[begin STORED DATA]

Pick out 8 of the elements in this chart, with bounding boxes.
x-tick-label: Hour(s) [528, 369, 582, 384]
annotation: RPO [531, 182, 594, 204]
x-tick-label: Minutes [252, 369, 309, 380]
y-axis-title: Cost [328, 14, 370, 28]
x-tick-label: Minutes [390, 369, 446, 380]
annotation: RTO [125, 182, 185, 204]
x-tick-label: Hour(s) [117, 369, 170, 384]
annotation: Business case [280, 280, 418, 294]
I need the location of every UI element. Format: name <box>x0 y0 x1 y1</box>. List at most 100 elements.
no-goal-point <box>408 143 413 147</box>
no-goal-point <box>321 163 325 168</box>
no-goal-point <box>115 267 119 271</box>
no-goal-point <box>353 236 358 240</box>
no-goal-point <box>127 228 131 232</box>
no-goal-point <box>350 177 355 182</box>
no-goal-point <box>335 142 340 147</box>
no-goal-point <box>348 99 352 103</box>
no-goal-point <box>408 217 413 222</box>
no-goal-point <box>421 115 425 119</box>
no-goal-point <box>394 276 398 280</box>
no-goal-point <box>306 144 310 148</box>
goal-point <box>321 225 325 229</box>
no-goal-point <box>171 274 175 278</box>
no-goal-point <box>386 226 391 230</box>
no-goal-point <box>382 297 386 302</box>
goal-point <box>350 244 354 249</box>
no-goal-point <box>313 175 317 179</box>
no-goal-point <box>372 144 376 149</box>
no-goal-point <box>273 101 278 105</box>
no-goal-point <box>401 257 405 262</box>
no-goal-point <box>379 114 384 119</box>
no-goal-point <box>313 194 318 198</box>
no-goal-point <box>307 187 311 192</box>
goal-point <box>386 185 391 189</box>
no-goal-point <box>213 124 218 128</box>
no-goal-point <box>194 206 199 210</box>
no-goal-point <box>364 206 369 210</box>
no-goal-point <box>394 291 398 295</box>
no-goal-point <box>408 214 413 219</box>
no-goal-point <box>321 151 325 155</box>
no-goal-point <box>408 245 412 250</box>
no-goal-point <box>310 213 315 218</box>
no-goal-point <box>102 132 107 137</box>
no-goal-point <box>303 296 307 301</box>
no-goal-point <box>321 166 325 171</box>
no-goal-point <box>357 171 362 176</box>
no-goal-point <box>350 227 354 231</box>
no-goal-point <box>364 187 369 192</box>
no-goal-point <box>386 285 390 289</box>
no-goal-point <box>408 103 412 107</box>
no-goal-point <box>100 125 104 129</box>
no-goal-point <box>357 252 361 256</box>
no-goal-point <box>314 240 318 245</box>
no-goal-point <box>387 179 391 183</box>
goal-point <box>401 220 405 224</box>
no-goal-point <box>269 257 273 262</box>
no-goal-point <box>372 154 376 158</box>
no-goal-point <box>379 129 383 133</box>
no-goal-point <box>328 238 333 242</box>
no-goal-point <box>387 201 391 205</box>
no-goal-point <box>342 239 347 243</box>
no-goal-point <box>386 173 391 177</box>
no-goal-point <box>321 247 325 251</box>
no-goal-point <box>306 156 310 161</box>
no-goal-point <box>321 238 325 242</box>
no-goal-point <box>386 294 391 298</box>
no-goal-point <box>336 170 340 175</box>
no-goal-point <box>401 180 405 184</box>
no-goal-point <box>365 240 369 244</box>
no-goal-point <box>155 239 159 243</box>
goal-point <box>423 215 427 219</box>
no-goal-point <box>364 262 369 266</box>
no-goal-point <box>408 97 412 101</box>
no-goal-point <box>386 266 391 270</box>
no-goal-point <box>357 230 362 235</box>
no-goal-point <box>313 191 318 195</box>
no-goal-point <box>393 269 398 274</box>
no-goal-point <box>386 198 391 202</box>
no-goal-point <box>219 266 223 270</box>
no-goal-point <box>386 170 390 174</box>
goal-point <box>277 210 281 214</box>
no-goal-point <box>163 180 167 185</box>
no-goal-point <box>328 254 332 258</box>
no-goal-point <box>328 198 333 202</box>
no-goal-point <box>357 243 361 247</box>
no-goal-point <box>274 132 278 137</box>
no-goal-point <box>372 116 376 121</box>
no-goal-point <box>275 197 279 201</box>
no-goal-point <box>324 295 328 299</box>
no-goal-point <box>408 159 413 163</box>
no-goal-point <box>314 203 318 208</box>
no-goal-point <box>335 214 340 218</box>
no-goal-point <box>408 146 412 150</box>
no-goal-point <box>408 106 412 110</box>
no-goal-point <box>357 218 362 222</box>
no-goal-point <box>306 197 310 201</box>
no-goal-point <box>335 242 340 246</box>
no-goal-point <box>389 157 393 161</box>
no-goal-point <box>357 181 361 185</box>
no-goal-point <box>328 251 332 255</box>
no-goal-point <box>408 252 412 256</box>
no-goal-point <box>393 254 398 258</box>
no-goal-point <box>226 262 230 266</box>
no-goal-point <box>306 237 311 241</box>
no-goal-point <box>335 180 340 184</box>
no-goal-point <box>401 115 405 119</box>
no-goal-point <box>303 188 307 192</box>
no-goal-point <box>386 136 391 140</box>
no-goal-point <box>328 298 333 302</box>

[end STORED DATA]

■ **REQUEST**
Can you copy out every line of the material above again, word for word and without changing anything?

■ **ANSWER FOR THE TASK**
Pick out 8 of the elements in this chart, with bounding boxes.
x-tick-label: Hour(s) [528, 369, 582, 384]
annotation: RPO [531, 182, 594, 204]
x-tick-label: Minutes [252, 369, 309, 380]
y-axis-title: Cost [328, 14, 370, 28]
x-tick-label: Minutes [390, 369, 446, 380]
annotation: RTO [125, 182, 185, 204]
x-tick-label: Hour(s) [117, 369, 170, 384]
annotation: Business case [280, 280, 418, 294]
I need the location of every UI element. Format: name <box>x0 y0 x1 y1</box>. List at most 100 elements.
no-goal-point <box>408 143 413 147</box>
no-goal-point <box>321 163 325 168</box>
no-goal-point <box>115 267 119 271</box>
no-goal-point <box>353 236 358 240</box>
no-goal-point <box>127 228 131 232</box>
no-goal-point <box>350 177 355 182</box>
no-goal-point <box>335 142 340 147</box>
no-goal-point <box>348 99 352 103</box>
no-goal-point <box>408 217 413 222</box>
no-goal-point <box>421 115 425 119</box>
no-goal-point <box>394 276 398 280</box>
no-goal-point <box>306 144 310 148</box>
goal-point <box>321 225 325 229</box>
no-goal-point <box>171 274 175 278</box>
no-goal-point <box>386 226 391 230</box>
no-goal-point <box>382 297 386 302</box>
goal-point <box>350 244 354 249</box>
no-goal-point <box>313 175 317 179</box>
no-goal-point <box>372 144 376 149</box>
no-goal-point <box>273 101 278 105</box>
no-goal-point <box>401 257 405 262</box>
no-goal-point <box>379 114 384 119</box>
no-goal-point <box>313 194 318 198</box>
no-goal-point <box>307 187 311 192</box>
goal-point <box>386 185 391 189</box>
no-goal-point <box>213 124 218 128</box>
no-goal-point <box>194 206 199 210</box>
no-goal-point <box>364 206 369 210</box>
no-goal-point <box>394 291 398 295</box>
no-goal-point <box>408 214 413 219</box>
no-goal-point <box>321 151 325 155</box>
no-goal-point <box>408 245 412 250</box>
no-goal-point <box>310 213 315 218</box>
no-goal-point <box>102 132 107 137</box>
no-goal-point <box>303 296 307 301</box>
no-goal-point <box>321 166 325 171</box>
no-goal-point <box>357 171 362 176</box>
no-goal-point <box>350 227 354 231</box>
no-goal-point <box>364 187 369 192</box>
no-goal-point <box>386 285 390 289</box>
no-goal-point <box>408 103 412 107</box>
no-goal-point <box>100 125 104 129</box>
no-goal-point <box>357 252 361 256</box>
no-goal-point <box>314 240 318 245</box>
no-goal-point <box>387 179 391 183</box>
goal-point <box>401 220 405 224</box>
no-goal-point <box>269 257 273 262</box>
no-goal-point <box>372 154 376 158</box>
no-goal-point <box>379 129 383 133</box>
no-goal-point <box>328 238 333 242</box>
no-goal-point <box>387 201 391 205</box>
no-goal-point <box>342 239 347 243</box>
no-goal-point <box>386 173 391 177</box>
no-goal-point <box>321 247 325 251</box>
no-goal-point <box>306 156 310 161</box>
no-goal-point <box>321 238 325 242</box>
no-goal-point <box>386 294 391 298</box>
no-goal-point <box>336 170 340 175</box>
no-goal-point <box>401 180 405 184</box>
no-goal-point <box>365 240 369 244</box>
no-goal-point <box>155 239 159 243</box>
goal-point <box>423 215 427 219</box>
no-goal-point <box>364 262 369 266</box>
no-goal-point <box>408 97 412 101</box>
no-goal-point <box>386 266 391 270</box>
no-goal-point <box>357 230 362 235</box>
no-goal-point <box>313 191 318 195</box>
no-goal-point <box>393 269 398 274</box>
no-goal-point <box>386 198 391 202</box>
no-goal-point <box>219 266 223 270</box>
no-goal-point <box>386 170 390 174</box>
goal-point <box>277 210 281 214</box>
no-goal-point <box>163 180 167 185</box>
no-goal-point <box>328 254 332 258</box>
no-goal-point <box>328 198 333 202</box>
no-goal-point <box>357 243 361 247</box>
no-goal-point <box>274 132 278 137</box>
no-goal-point <box>372 116 376 121</box>
no-goal-point <box>275 197 279 201</box>
no-goal-point <box>324 295 328 299</box>
no-goal-point <box>408 159 413 163</box>
no-goal-point <box>314 203 318 208</box>
no-goal-point <box>335 214 340 218</box>
no-goal-point <box>408 146 412 150</box>
no-goal-point <box>408 106 412 110</box>
no-goal-point <box>357 218 362 222</box>
no-goal-point <box>306 197 310 201</box>
no-goal-point <box>335 242 340 246</box>
no-goal-point <box>389 157 393 161</box>
no-goal-point <box>357 181 361 185</box>
no-goal-point <box>328 251 332 255</box>
no-goal-point <box>408 252 412 256</box>
no-goal-point <box>393 254 398 258</box>
no-goal-point <box>226 262 230 266</box>
no-goal-point <box>306 237 311 241</box>
no-goal-point <box>335 180 340 184</box>
no-goal-point <box>401 115 405 119</box>
no-goal-point <box>303 188 307 192</box>
no-goal-point <box>386 136 391 140</box>
no-goal-point <box>328 298 333 302</box>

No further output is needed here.